======== Material shown ========
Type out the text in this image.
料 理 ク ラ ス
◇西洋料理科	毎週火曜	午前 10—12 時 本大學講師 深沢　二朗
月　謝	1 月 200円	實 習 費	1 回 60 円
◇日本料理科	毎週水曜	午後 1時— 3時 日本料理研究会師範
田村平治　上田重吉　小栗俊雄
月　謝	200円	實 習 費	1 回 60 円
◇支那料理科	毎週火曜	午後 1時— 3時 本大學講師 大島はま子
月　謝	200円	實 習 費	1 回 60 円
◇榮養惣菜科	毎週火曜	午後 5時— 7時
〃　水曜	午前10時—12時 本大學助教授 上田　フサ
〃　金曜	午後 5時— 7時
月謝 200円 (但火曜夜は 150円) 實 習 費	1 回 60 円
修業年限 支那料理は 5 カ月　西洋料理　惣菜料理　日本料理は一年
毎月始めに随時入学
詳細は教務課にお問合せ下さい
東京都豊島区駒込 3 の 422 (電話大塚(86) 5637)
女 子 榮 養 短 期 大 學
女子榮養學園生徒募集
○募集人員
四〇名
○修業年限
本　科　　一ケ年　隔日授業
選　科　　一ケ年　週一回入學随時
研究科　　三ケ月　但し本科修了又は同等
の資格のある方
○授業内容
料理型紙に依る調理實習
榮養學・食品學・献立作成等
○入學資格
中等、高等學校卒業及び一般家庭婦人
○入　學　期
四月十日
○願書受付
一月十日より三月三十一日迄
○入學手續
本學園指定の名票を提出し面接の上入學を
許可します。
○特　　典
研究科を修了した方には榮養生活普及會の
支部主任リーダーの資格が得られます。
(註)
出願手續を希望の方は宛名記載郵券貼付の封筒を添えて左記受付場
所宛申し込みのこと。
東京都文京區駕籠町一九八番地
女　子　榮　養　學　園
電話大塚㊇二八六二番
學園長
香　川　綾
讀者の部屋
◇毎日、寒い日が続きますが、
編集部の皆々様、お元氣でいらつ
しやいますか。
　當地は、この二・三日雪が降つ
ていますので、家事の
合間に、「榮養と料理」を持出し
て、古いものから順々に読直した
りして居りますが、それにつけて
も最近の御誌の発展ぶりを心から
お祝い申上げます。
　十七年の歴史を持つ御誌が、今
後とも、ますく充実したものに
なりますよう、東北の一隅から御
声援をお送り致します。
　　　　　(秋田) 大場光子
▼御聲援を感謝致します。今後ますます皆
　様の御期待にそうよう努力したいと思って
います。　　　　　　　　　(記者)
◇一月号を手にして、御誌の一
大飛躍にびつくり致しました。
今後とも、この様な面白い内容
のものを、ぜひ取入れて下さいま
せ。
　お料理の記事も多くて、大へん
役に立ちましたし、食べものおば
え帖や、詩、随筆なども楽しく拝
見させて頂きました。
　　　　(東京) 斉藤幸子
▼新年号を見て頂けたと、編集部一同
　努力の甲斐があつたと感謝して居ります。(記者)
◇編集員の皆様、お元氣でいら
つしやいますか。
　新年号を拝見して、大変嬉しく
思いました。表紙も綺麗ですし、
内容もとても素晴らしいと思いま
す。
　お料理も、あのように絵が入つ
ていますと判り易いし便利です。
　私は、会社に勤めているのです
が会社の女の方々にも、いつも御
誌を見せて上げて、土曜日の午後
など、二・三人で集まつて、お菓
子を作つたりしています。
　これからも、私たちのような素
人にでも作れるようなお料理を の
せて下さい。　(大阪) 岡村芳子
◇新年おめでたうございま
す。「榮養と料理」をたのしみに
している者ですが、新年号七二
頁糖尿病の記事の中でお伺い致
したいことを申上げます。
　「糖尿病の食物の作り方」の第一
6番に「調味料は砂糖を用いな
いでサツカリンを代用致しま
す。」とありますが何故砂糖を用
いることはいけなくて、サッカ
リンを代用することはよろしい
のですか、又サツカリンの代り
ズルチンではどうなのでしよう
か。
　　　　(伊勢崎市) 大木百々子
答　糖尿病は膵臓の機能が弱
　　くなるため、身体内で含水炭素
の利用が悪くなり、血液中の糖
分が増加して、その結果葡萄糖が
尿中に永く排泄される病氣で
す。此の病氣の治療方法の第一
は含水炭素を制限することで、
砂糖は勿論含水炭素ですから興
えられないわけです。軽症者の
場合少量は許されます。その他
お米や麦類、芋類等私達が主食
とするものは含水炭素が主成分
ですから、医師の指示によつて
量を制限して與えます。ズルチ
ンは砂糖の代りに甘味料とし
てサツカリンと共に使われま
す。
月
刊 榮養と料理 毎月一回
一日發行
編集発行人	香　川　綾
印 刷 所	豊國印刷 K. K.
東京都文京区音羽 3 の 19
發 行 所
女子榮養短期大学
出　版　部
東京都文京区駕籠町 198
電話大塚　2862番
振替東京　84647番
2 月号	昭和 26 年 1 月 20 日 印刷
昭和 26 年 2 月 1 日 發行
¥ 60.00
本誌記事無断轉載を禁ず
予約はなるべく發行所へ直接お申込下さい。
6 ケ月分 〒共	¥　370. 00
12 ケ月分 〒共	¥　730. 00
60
========
### [Task directions]
Print back all the lines verbatim.

### [Expected output]
Type out the text in this image.
料 理 ク ラ ス
◇西洋料理科	毎週火曜	午前 10—12 時 本大學講師 深沢　二朗
月　謝	1 月 200円	實 習 費	1 回 60 円
◇日本料理科	毎週水曜	午後 1時— 3時 日本料理研究会師範
田村平治　上田重吉　小栗俊雄
月　謝	200円	實 習 費	1 回 60 円
◇支那料理科	毎週火曜	午後 1時— 3時 本大學講師 大島はま子
月　謝	200円	實 習 費	1 回 60 円
◇榮養惣菜科	毎週火曜	午後 5時— 7時
〃　水曜	午前10時—12時 本大學助教授 上田　フサ
〃　金曜	午後 5時— 7時
月謝 200円 (但火曜夜は 150円) 實 習 費	1 回 60 円
修業年限 支那料理は 5 カ月　西洋料理　惣菜料理　日本料理は一年
毎月始めに随時入学
詳細は教務課にお問合せ下さい
東京都豊島区駒込 3 の 422 (電話大塚(86) 5637)
女 子 榮 養 短 期 大 學
女子榮養學園生徒募集
○募集人員
四〇名
○修業年限
本　科　　一ケ年　隔日授業
選　科　　一ケ年　週一回入學随時
研究科　　三ケ月　但し本科修了又は同等
の資格のある方
○授業内容
料理型紙に依る調理實習
榮養學・食品學・献立作成等
○入學資格
中等、高等學校卒業及び一般家庭婦人
○入　學　期
四月十日
○願書受付
一月十日より三月三十一日迄
○入學手續
本學園指定の名票を提出し面接の上入學を
許可します。
○特　　典
研究科を修了した方には榮養生活普及會の
支部主任リーダーの資格が得られます。
(註)
出願手續を希望の方は宛名記載郵券貼付の封筒を添えて左記受付場
所宛申し込みのこと。
東京都文京區駕籠町一九八番地
女　子　榮　養　學　園
電話大塚㊇二八六二番
學園長
香　川　綾
讀者の部屋
◇毎日、寒い日が続きますが、
編集部の皆々様、お元氣でいらつ
しやいますか。
　當地は、この二・三日雪が降つ
ていますので、家事の
合間に、「榮養と料理」を持出し
て、古いものから順々に読直した
りして居りますが、それにつけて
も最近の御誌の発展ぶりを心から
お祝い申上げます。
　十七年の歴史を持つ御誌が、今
後とも、ますく充実したものに
なりますよう、東北の一隅から御
声援をお送り致します。
　　　　　(秋田) 大場光子
▼御聲援を感謝致します。今後ますます皆
　様の御期待にそうよう努力したいと思って
います。　　　　　　　　　(記者)
◇一月号を手にして、御誌の一
大飛躍にびつくり致しました。
今後とも、この様な面白い内容
のものを、ぜひ取入れて下さいま
せ。
　お料理の記事も多くて、大へん
役に立ちましたし、食べものおば
え帖や、詩、随筆なども楽しく拝
見させて頂きました。
　　　　(東京) 斉藤幸子
▼新年号を見て頂けたと、編集部一同
　努力の甲斐があつたと感謝して居ります。(記者)
◇編集員の皆様、お元氣でいら
つしやいますか。
　新年号を拝見して、大変嬉しく
思いました。表紙も綺麗ですし、
内容もとても素晴らしいと思いま
す。
　お料理も、あのように絵が入つ
ていますと判り易いし便利です。
　私は、会社に勤めているのです
が会社の女の方々にも、いつも御
誌を見せて上げて、土曜日の午後
など、二・三人で集まつて、お菓
子を作つたりしています。
　これからも、私たちのような素
人にでも作れるようなお料理を の
せて下さい。　(大阪) 岡村芳子
◇新年おめでたうございま
す。「榮養と料理」をたのしみに
している者ですが、新年号七二
頁糖尿病の記事の中でお伺い致
したいことを申上げます。
　「糖尿病の食物の作り方」の第一
6番に「調味料は砂糖を用いな
いでサツカリンを代用致しま
す。」とありますが何故砂糖を用
いることはいけなくて、サッカ
リンを代用することはよろしい
のですか、又サツカリンの代り
ズルチンではどうなのでしよう
か。
　　　　(伊勢崎市) 大木百々子
答　糖尿病は膵臓の機能が弱
　　くなるため、身体内で含水炭素
の利用が悪くなり、血液中の糖
分が増加して、その結果葡萄糖が
尿中に永く排泄される病氣で
す。此の病氣の治療方法の第一
は含水炭素を制限することで、
砂糖は勿論含水炭素ですから興
えられないわけです。軽症者の
場合少量は許されます。その他
お米や麦類、芋類等私達が主食
とするものは含水炭素が主成分
ですから、医師の指示によつて
量を制限して與えます。ズルチ
ンは砂糖の代りに甘味料とし
てサツカリンと共に使われま
す。
月
刊 榮養と料理 毎月一回
一日發行
編集発行人	香　川　綾
印 刷 所	豊國印刷 K. K.
東京都文京区音羽 3 の 19
發 行 所
女子榮養短期大学
出　版　部
東京都文京区駕籠町 198
電話大塚　2862番
振替東京　84647番
2 月号	昭和 26 年 1 月 20 日 印刷
昭和 26 年 2 月 1 日 發行
¥ 60.00
本誌記事無断轉載を禁ず
予約はなるべく發行所へ直接お申込下さい。
6 ケ月分 〒共	¥　370. 00
12 ケ月分 〒共	¥　730. 00
60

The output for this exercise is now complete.